**INSTRUCTIONS TO FOLLOW:** Please swap "day-name" for "weekday-label" in the lines starting with the line with "- calendar-day-cell[interactable]: 8.: [319, 191, 385, 253]" and going on through the line with "- day-number: 9.: [435, 195, 445, 207]", and give only those lines back with nothing else changed.
——
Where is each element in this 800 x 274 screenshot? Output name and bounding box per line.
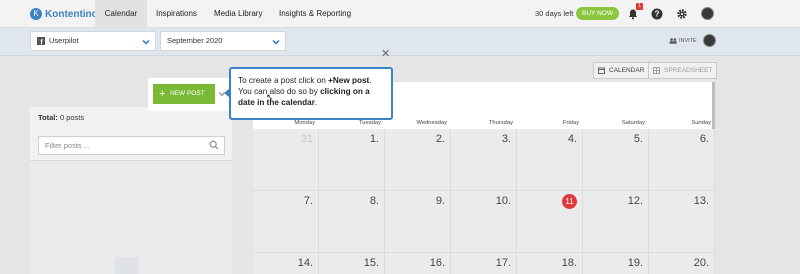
- calendar-day-cell[interactable]: 8.: [319, 191, 385, 253]
- day-name: Saturday: [621, 120, 645, 126]
- day-name: Wednesday: [416, 120, 447, 126]
- calendar-day-cell-today[interactable]: 11: [517, 191, 583, 253]
- calendar-day-cell[interactable]: 2.: [385, 129, 451, 191]
- chevron-down-icon: [142, 39, 150, 45]
- calendar-day-cell[interactable]: 20.: [649, 253, 715, 274]
- day-number: 9.: [435, 195, 445, 207]
- sub-toolbar: f Userpilot September 2020 INVITE: [0, 28, 800, 56]
- new-post-label: NEW POST: [170, 90, 205, 97]
- users-icon: [669, 38, 677, 44]
- empty-state-illustration: [115, 257, 139, 274]
- spreadsheet-icon: [653, 67, 660, 74]
- day-number: 4.: [567, 133, 577, 145]
- account-select[interactable]: f Userpilot: [30, 31, 156, 51]
- tab-inspirations[interactable]: Inspirations: [156, 0, 197, 28]
- svg-text:?: ?: [655, 10, 660, 19]
- calendar-day-cell[interactable]: 14.: [253, 253, 319, 274]
- calendar-day-cell[interactable]: 10.: [451, 191, 517, 253]
- day-name: Tuesday: [358, 120, 381, 126]
- day-name: Friday: [562, 120, 579, 126]
- day-number: 6.: [699, 133, 709, 145]
- day-number: 16.: [429, 257, 445, 269]
- day-number: 14.: [297, 257, 313, 269]
- notification-badge: 1: [636, 3, 643, 10]
- day-number: 12.: [627, 195, 643, 207]
- total-posts: Total: 0 posts: [38, 113, 84, 122]
- calendar-icon: [598, 67, 605, 74]
- tooltip-text: .: [314, 98, 318, 107]
- day-number: 17.: [495, 257, 511, 269]
- logo[interactable]: K Kontentino: [30, 7, 98, 21]
- onboarding-tooltip: To create a post click on +New post. You…: [229, 67, 393, 120]
- tooltip-bold: +New post: [328, 76, 370, 85]
- facebook-icon: f: [37, 37, 45, 45]
- tab-media-library[interactable]: Media Library: [214, 0, 262, 28]
- spreadsheet-view-button[interactable]: SPREADSHEET: [648, 62, 718, 79]
- day-number: 19.: [627, 257, 643, 269]
- team-avatar[interactable]: [703, 34, 716, 47]
- search-icon: [209, 140, 219, 150]
- day-number: 31: [300, 133, 313, 145]
- day-number: 3.: [501, 133, 511, 145]
- day-number: 10.: [495, 195, 511, 207]
- day-number: 15.: [363, 257, 379, 269]
- day-name: Thursday: [488, 120, 513, 126]
- day-number: 1.: [369, 133, 379, 145]
- calendar-day-cell[interactable]: 19.: [583, 253, 649, 274]
- calendar-day-cell[interactable]: 17.: [451, 253, 517, 274]
- plus-icon: +: [159, 88, 166, 100]
- day-number: 8.: [369, 195, 379, 207]
- filter-posts-input[interactable]: Filter posts ...: [38, 136, 225, 155]
- total-value: 0 posts: [59, 113, 85, 122]
- calendar-day-cell[interactable]: 4.: [517, 129, 583, 191]
- pointer-cursor-icon: ↖: [266, 92, 274, 102]
- tooltip-text: To create a post click on: [238, 76, 329, 85]
- day-number: 18.: [561, 257, 577, 269]
- invite-label: INVITE: [679, 38, 697, 44]
- tab-insights-reporting[interactable]: Insights & Reporting: [279, 0, 351, 28]
- logo-mark-icon: K: [30, 8, 42, 20]
- logo-text: Kontentino: [45, 8, 98, 20]
- calendar-view-label: CALENDAR: [609, 67, 645, 74]
- total-label: Total:: [38, 113, 58, 122]
- month-select-value: September 2020: [167, 36, 223, 45]
- day-number: 20.: [693, 257, 709, 269]
- top-navigation: K Kontentino Calendar Inspirations Media…: [0, 0, 800, 28]
- calendar-view-button[interactable]: CALENDAR: [593, 62, 650, 79]
- day-name: Monday: [294, 120, 315, 126]
- new-post-button[interactable]: + NEW POST: [153, 84, 215, 104]
- buy-now-button[interactable]: BUY NOW: [576, 7, 619, 20]
- trial-days-left: 30 days left: [535, 9, 574, 18]
- calendar-day-cell[interactable]: 1.: [319, 129, 385, 191]
- day-name: Sunday: [691, 120, 711, 126]
- tab-calendar[interactable]: Calendar: [95, 0, 147, 28]
- user-avatar[interactable]: [701, 7, 714, 20]
- day-number: 2.: [435, 133, 445, 145]
- calendar-day-cell[interactable]: 13.: [649, 191, 715, 253]
- close-icon[interactable]: ✕: [381, 47, 390, 60]
- calendar-day-names: Monday Tuesday Wednesday Thursday Friday…: [253, 120, 715, 129]
- day-number: 13.: [693, 195, 709, 207]
- calendar-day-cell[interactable]: 6.: [649, 129, 715, 191]
- day-number: 5.: [633, 133, 643, 145]
- calendar-day-cell[interactable]: 5.: [583, 129, 649, 191]
- calendar-day-cell[interactable]: 31: [253, 129, 319, 191]
- filter-placeholder: Filter posts ...: [45, 141, 91, 150]
- calendar-day-cell[interactable]: 18.: [517, 253, 583, 274]
- calendar-day-cell[interactable]: 3.: [451, 129, 517, 191]
- day-number: 7.: [303, 195, 313, 207]
- invite-button[interactable]: INVITE: [669, 38, 697, 44]
- gear-icon[interactable]: [676, 8, 688, 20]
- today-badge: 11: [562, 194, 577, 209]
- chevron-down-icon: [272, 39, 280, 45]
- calendar-day-cell[interactable]: 7.: [253, 191, 319, 253]
- spreadsheet-view-label: SPREADSHEET: [664, 67, 713, 74]
- month-select[interactable]: September 2020: [160, 31, 286, 51]
- calendar-day-cell[interactable]: 9.: [385, 191, 451, 253]
- calendar-grid: 31 1. 2. 3. 4. 5. 6. 7. 8. 9. 10. 11 12.…: [253, 129, 715, 274]
- help-icon[interactable]: ?: [651, 8, 663, 20]
- calendar-day-cell[interactable]: 12.: [583, 191, 649, 253]
- calendar-day-cell[interactable]: 15.: [319, 253, 385, 274]
- calendar-day-cell[interactable]: 16.: [385, 253, 451, 274]
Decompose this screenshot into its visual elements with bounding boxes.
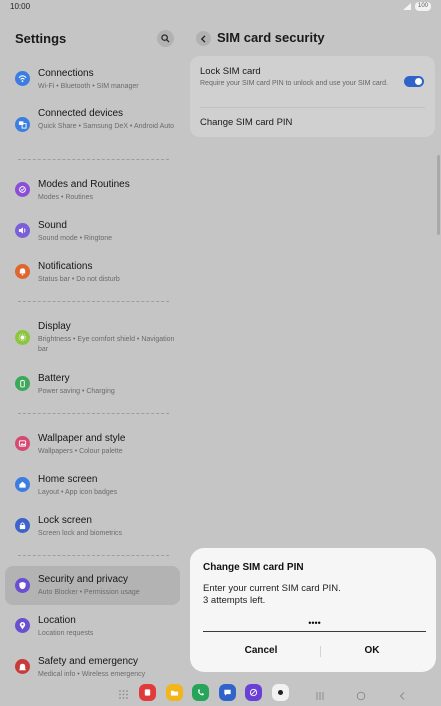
cancel-button[interactable]: Cancel bbox=[211, 645, 311, 656]
item-title: Safety and emergency bbox=[38, 656, 139, 667]
dialog-message-line2: 3 attempts left. bbox=[203, 595, 266, 606]
settings-panel: Settings Connections Wi-Fi • Bluetooth •… bbox=[0, 14, 186, 680]
item-subtitle: Wallpapers • Colour palette bbox=[38, 448, 123, 455]
page-title: Settings bbox=[15, 31, 67, 46]
detail-header: SIM card security bbox=[196, 30, 436, 48]
settings-item-modes-routines[interactable]: Modes and Routines Modes • Routines bbox=[5, 175, 180, 205]
folder-app-icon[interactable] bbox=[166, 684, 183, 701]
item-title: Location bbox=[38, 615, 76, 626]
settings-item-sound[interactable]: Sound Sound mode • Ringtone bbox=[5, 216, 180, 246]
settings-item-location[interactable]: Location Location requests bbox=[5, 611, 180, 641]
wifi-icon bbox=[15, 71, 30, 86]
item-subtitle: Status bar • Do not disturb bbox=[38, 276, 120, 283]
dialog-title: Change SIM card PIN bbox=[203, 562, 304, 573]
item-title: Sound bbox=[38, 220, 67, 231]
item-subtitle: Sound mode • Ringtone bbox=[38, 235, 113, 242]
apps-grid-icon[interactable] bbox=[118, 687, 129, 705]
back-button[interactable] bbox=[196, 31, 211, 46]
back-nav-icon[interactable] bbox=[398, 688, 406, 706]
item-title: Wallpaper and style bbox=[38, 433, 126, 444]
sound-icon bbox=[15, 223, 30, 238]
scrollbar[interactable] bbox=[437, 155, 440, 235]
change-sim-pin-item[interactable]: Change SIM card PIN bbox=[200, 117, 292, 128]
devices-icon bbox=[15, 117, 30, 132]
settings-item-display[interactable]: Display Brightness • Eye comfort shield … bbox=[5, 317, 180, 359]
home-icon bbox=[15, 477, 30, 492]
search-button[interactable] bbox=[157, 30, 174, 47]
status-time: 10:00 bbox=[10, 2, 31, 11]
lock-sim-toggle[interactable] bbox=[404, 76, 424, 87]
display-icon bbox=[15, 330, 30, 345]
location-icon bbox=[15, 618, 30, 633]
lock-icon bbox=[15, 518, 30, 533]
item-subtitle: Modes • Routines bbox=[38, 194, 93, 201]
emergency-icon bbox=[15, 659, 30, 674]
settings-item-home-screen[interactable]: Home screen Layout • App icon badges bbox=[5, 470, 180, 500]
item-subtitle: Layout • App icon badges bbox=[38, 489, 118, 496]
taskbar bbox=[0, 680, 441, 706]
search-icon bbox=[161, 34, 170, 43]
settings-item-lock-screen[interactable]: Lock screen Screen lock and biometrics bbox=[5, 511, 180, 541]
notes-app-icon[interactable] bbox=[139, 684, 156, 701]
divider bbox=[18, 159, 169, 160]
wallpaper-icon bbox=[15, 436, 30, 451]
settings-item-battery[interactable]: Battery Power saving • Charging bbox=[5, 369, 180, 399]
button-divider bbox=[320, 646, 321, 657]
item-title: Connected devices bbox=[38, 108, 124, 119]
settings-item-notifications[interactable]: Notifications Status bar • Do not distur… bbox=[5, 257, 180, 287]
item-subtitle: Wi-Fi • Bluetooth • SIM manager bbox=[38, 83, 139, 90]
item-title: Home screen bbox=[38, 474, 98, 485]
home-button-icon[interactable] bbox=[356, 688, 366, 706]
ok-button[interactable]: OK bbox=[322, 645, 422, 656]
item-title: Lock screen bbox=[38, 515, 92, 526]
lock-sim-description: Require your SIM card PIN to unlock and … bbox=[200, 80, 388, 87]
signal-icon bbox=[403, 3, 411, 10]
dialog-message-line1: Enter your current SIM card PIN. bbox=[203, 583, 341, 594]
battery-icon bbox=[15, 376, 30, 391]
status-bar: 10:00 100 bbox=[0, 0, 441, 14]
detail-title: SIM card security bbox=[217, 30, 325, 45]
modes-icon bbox=[15, 182, 30, 197]
item-title: Display bbox=[38, 321, 71, 332]
item-title: Notifications bbox=[38, 261, 93, 272]
item-title: Modes and Routines bbox=[38, 179, 130, 190]
item-subtitle: Brightness • Eye comfort shield • Naviga… bbox=[38, 336, 175, 353]
recents-icon[interactable] bbox=[315, 688, 325, 706]
settings-item-connected-devices[interactable]: Connected devices Quick Share • Samsung … bbox=[5, 104, 180, 146]
settings-item-wallpaper[interactable]: Wallpaper and style Wallpapers • Colour … bbox=[5, 429, 180, 459]
divider bbox=[200, 107, 425, 108]
battery-indicator: 100 bbox=[414, 2, 431, 11]
sim-security-card: Lock SIM card Require your SIM card PIN … bbox=[190, 56, 435, 137]
chevron-left-icon bbox=[200, 34, 206, 43]
camera-app-icon[interactable] bbox=[272, 684, 289, 701]
internet-app-icon[interactable] bbox=[245, 684, 262, 701]
shield-icon bbox=[15, 578, 30, 593]
item-subtitle: Auto Blocker • Permission usage bbox=[38, 589, 140, 596]
item-subtitle: Power saving • Charging bbox=[38, 388, 115, 395]
item-title: Security and privacy bbox=[38, 574, 129, 585]
item-subtitle: Quick Share • Samsung DeX • Android Auto bbox=[38, 123, 175, 130]
item-subtitle: Location requests bbox=[38, 630, 94, 637]
bell-icon bbox=[15, 264, 30, 279]
divider bbox=[18, 555, 169, 556]
settings-item-safety-emergency[interactable]: Safety and emergency Medical info • Wire… bbox=[5, 652, 180, 682]
toggle-knob bbox=[415, 78, 422, 85]
change-pin-dialog: Change SIM card PIN Enter your current S… bbox=[190, 548, 436, 672]
divider bbox=[18, 301, 169, 302]
item-title: Battery bbox=[38, 373, 70, 384]
messages-app-icon[interactable] bbox=[219, 684, 236, 701]
lock-sim-title[interactable]: Lock SIM card bbox=[200, 66, 261, 77]
settings-item-security-privacy[interactable]: Security and privacy Auto Blocker • Perm… bbox=[5, 566, 180, 605]
phone-app-icon[interactable] bbox=[192, 684, 209, 701]
item-subtitle: Screen lock and biometrics bbox=[38, 530, 123, 537]
item-subtitle: Medical info • Wireless emergency bbox=[38, 671, 146, 678]
item-title: Connections bbox=[38, 68, 94, 79]
dialog-message: Enter your current SIM card PIN. 3 attem… bbox=[203, 583, 341, 607]
pin-input[interactable] bbox=[203, 614, 426, 632]
settings-item-connections[interactable]: Connections Wi-Fi • Bluetooth • SIM mana… bbox=[5, 64, 180, 94]
divider bbox=[18, 413, 169, 414]
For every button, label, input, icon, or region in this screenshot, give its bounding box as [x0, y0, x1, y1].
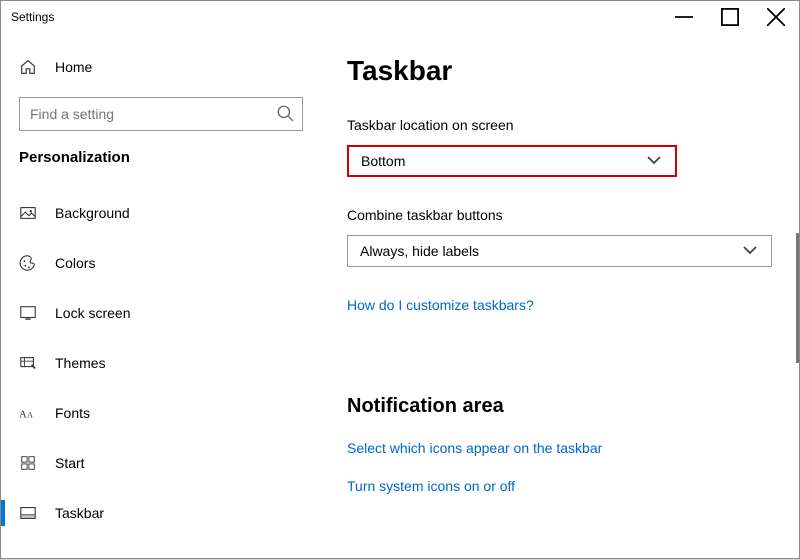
——
**RESPONSE FOR THIS EXERCISE:**
- calendar-day-cell[interactable]: 8.: [319, 191, 385, 253]
- weekday-label: Saturday: [621, 120, 645, 126]
- weekday-label: Wednesday: [416, 120, 447, 126]
- calendar-day-cell-today[interactable]: 11: [517, 191, 583, 253]
- calendar-day-cell[interactable]: 2.: [385, 129, 451, 191]
- chevron-down-icon: [142, 39, 150, 45]
- calendar-day-cell[interactable]: 20.: [649, 253, 715, 274]
- day-number: 9.: [435, 195, 445, 207]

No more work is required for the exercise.